• Task brief: Lines that hold the word "image" should be located and copied.

====== Material provided

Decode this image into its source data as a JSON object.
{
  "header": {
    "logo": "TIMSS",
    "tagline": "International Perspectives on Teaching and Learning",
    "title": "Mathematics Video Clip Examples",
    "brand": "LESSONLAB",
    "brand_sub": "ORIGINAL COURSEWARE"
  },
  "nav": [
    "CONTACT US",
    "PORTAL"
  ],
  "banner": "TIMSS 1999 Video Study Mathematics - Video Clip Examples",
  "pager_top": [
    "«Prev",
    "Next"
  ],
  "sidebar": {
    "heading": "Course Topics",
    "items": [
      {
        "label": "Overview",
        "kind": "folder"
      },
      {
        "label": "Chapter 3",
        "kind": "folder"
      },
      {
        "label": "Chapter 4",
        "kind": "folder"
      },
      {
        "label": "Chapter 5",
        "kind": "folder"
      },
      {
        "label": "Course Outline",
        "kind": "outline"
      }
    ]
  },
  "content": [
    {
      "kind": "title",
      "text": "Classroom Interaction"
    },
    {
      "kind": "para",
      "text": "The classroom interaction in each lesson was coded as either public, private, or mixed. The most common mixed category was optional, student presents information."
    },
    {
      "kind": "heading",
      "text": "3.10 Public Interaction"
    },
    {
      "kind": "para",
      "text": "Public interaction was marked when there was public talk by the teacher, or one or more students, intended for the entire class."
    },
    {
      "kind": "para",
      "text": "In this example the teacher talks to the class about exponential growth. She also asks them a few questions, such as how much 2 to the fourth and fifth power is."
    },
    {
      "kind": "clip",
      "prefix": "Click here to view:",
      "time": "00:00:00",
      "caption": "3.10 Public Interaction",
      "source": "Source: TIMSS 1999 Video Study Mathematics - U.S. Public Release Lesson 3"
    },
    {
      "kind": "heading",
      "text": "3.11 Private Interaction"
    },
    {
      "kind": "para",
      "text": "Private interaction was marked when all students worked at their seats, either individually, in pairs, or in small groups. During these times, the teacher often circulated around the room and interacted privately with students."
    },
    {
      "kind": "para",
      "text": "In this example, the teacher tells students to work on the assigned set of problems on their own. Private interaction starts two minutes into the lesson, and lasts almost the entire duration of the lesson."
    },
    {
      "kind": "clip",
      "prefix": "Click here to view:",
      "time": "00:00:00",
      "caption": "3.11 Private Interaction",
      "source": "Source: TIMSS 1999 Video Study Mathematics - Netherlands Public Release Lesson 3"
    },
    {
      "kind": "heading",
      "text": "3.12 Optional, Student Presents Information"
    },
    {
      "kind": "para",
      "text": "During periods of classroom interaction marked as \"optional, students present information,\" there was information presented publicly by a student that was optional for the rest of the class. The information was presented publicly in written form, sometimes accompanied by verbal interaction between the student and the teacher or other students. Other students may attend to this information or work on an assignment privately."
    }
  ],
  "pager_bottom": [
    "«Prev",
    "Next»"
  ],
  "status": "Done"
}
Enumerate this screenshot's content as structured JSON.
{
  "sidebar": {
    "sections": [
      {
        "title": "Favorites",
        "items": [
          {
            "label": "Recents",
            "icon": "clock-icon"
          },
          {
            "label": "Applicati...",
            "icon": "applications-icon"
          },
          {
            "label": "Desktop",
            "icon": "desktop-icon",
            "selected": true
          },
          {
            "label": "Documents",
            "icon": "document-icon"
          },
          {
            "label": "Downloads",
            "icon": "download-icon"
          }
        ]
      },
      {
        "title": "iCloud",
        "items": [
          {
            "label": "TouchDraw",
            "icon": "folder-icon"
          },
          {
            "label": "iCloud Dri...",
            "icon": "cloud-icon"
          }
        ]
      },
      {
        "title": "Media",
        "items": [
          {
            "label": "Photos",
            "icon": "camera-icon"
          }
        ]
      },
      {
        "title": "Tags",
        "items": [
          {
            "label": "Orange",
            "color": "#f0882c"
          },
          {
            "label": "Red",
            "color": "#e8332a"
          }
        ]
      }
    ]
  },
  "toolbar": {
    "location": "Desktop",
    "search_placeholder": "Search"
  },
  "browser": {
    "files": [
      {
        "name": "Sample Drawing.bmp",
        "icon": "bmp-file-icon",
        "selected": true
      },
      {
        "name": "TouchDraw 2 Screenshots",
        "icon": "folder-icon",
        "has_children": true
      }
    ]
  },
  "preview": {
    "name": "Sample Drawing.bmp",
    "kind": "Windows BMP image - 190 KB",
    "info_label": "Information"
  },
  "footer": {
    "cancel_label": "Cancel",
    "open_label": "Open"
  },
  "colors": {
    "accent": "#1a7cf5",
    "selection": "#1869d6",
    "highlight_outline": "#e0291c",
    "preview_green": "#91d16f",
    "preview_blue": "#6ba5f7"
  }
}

============

• Answer to the problem:
Decode this image into its source data as a JSON object.
    "kind": "Windows BMP image - 190 KB",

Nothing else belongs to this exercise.